◆ **PROBLEM**
In the records below, tally every line containing "العربی". Report only the total.

..........

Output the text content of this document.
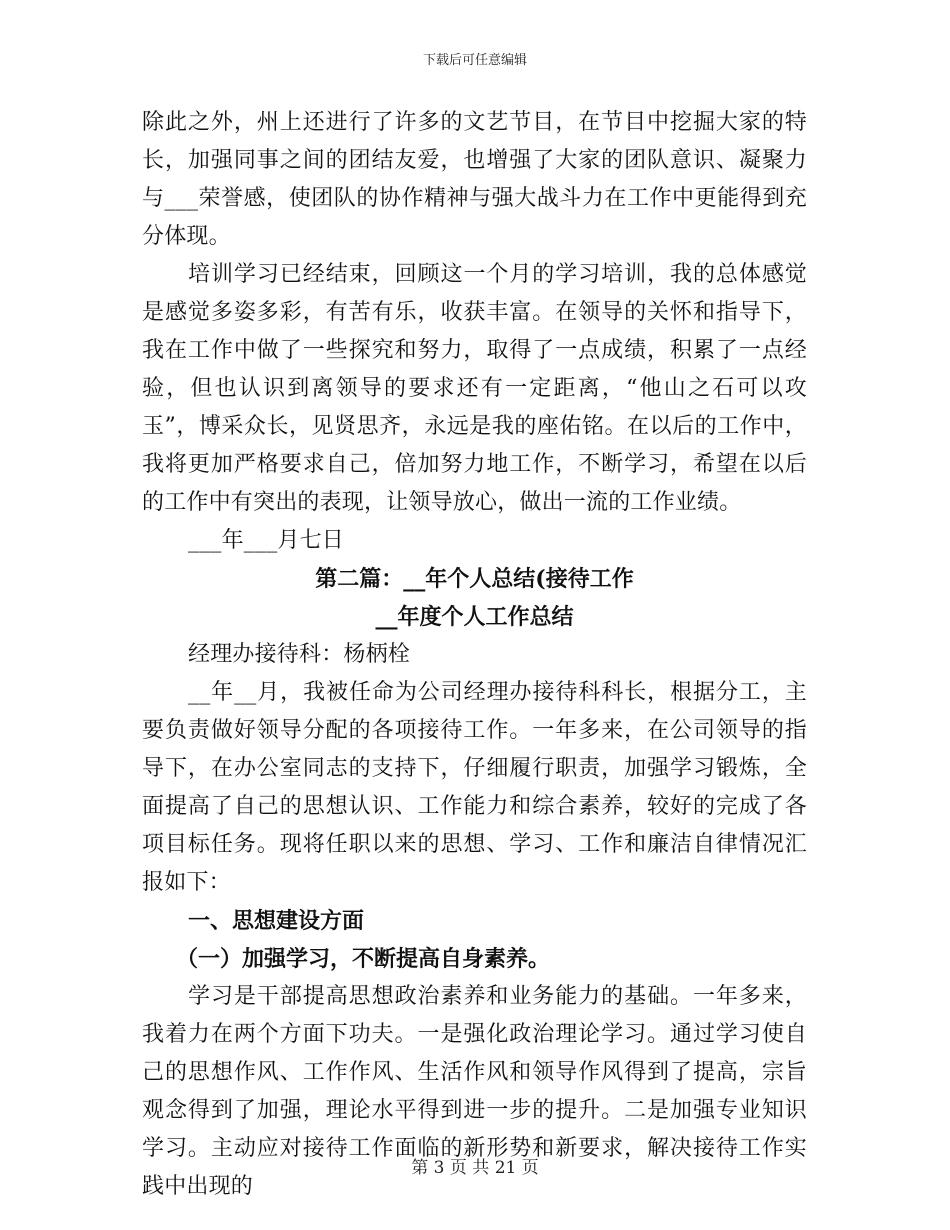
下载后可任意编辑

除此之外，州上还进行了许多的文艺节目，在节目中挖掘大家的特长，加强同事之间的团结友爱，也增强了大家的团队意识、凝聚力与___荣誉感，使团队的协作精神与强大战斗力在工作中更能得到充分体现。

培训学习已经结束，回顾这一个月的学习培训，我的总体感觉是感觉多姿多彩，有苦有乐，收获丰富。在领导的关怀和指导下，我在工作中做了一些探究和努力，取得了一点成绩，积累了一点经验，但也认识到离领导的要求还有一定距离，“他山之石可以攻玉”，博采众长，见贤思齐，永远是我的座佑铭。在以后的工作中，我将更加严格要求自己，倍加努力地工作，不断学习，希望在以后的工作中有突出的表现，让领导放心，做出一流的工作业绩。

___年___月七日

第二篇：__年个人总结(接待工作

__年度个人工作总结

经理办接待科：杨柄栓

__年__月，我被任命为公司经理办接待科科长，根据分工，主要负责做好领导分配的各项接待工作。一年多来，在公司领导的指导下，在办公室同志的支持下，仔细履行职责，加强学习锻炼，全面提高了自己的思想认识、工作能力和综合素养，较好的完成了各项目标任务。现将任职以来的思想、学习、工作和廉洁自律情况汇报如下：

一、思想建设方面

（一）加强学习，不断提高自身素养。

学习是干部提高思想政治素养和业务能力的基础。一年多来，我着力在两个方面下功夫。一是强化政治理论学习。通过学习使自己的思想作风、工作作风、生活作风和领导作风得到了提高，宗旨观念得到了加强，理论水平得到进一步的提升。二是加强专业知识学习。主动应对接待工作面临的新形势和新要求，解决接待工作实践中出现的

第 3 页 共 21 页
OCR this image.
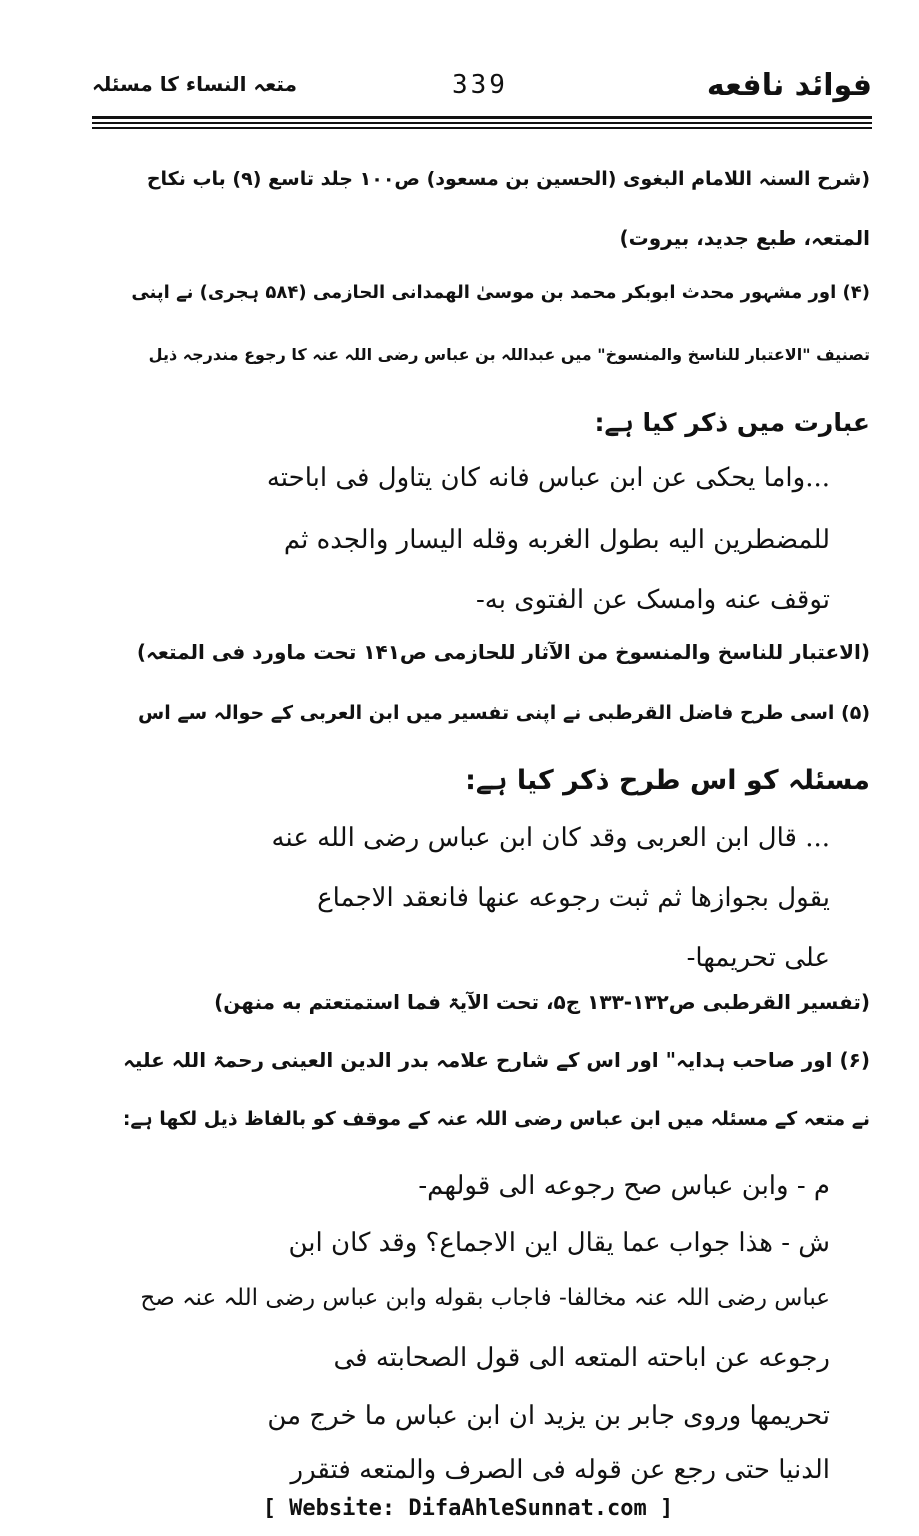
فوائد نافعه
339
متعہ النساء کا مسئلہ
(شرح السنہ اللامام البغوی (الحسین بن مسعود) ص۱۰۰ جلد تاسع (۹) باب نکاح
المتعہ، طبع جدید، بیروت)
(۴) اور مشہور محدث ابوبکر محمد بن موسیٰ الھمدانی الحازمی (۵۸۴ ہجری) نے اپنی
تصنیف "الاعتبار للناسخ والمنسوخ" میں عبداللہ بن عباس رضی اللہ عنہ کا رجوع مندرجہ ذیل
عبارت میں ذکر کیا ہے:
...واما یحکی عن ابن عباس فانه کان یتاول فی اباحته
للمضطرین الیه بطول الغربه وقله الیسار والجده ثم
توقف عنه وامسک عن الفتوی به-
(الاعتبار للناسخ والمنسوخ من الآثار للحازمی ص۱۴۱ تحت ماورد فی المتعہ)
(۵) اسی طرح فاضل القرطبی نے اپنی تفسیر میں ابن العربی کے حوالہ سے اس
مسئلہ کو اس طرح ذکر کیا ہے:
... قال ابن العربی وقد کان ابن عباس رضی الله عنه
یقول بجوازها ثم ثبت رجوعه عنها فانعقد الاجماع
علی تحریمها-
(تفسیر القرطبی ص۱۳۲-۱۳۳ ج۵، تحت الآیۃ فما استمتعتم به منھن)
(۶) اور صاحب ہدایہ" اور اس کے شارح علامہ بدر الدین العینی رحمۃ اللہ علیہ
نے متعہ کے مسئلہ میں ابن عباس رضی اللہ عنہ کے موقف کو بالفاظ ذیل لکھا ہے:
م - وابن عباس صح رجوعه الی قولهم-
ش - هذا جواب عما یقال این الاجماع؟ وقد کان ابن
عباس رضی اللہ عنہ مخالفا- فاجاب بقوله وابن عباس رضی اللہ عنہ صح
رجوعه عن اباحته المتعه الی قول الصحابته فی
تحریمها وروی جابر بن یزید ان ابن عباس ما خرج من
الدنیا حتی رجع عن قوله فی الصرف والمتعه فتقرر
[ Website: DifaAhleSunnat.com ]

..........

◆ **SOLUTION FOR THIS EXERCISE**
2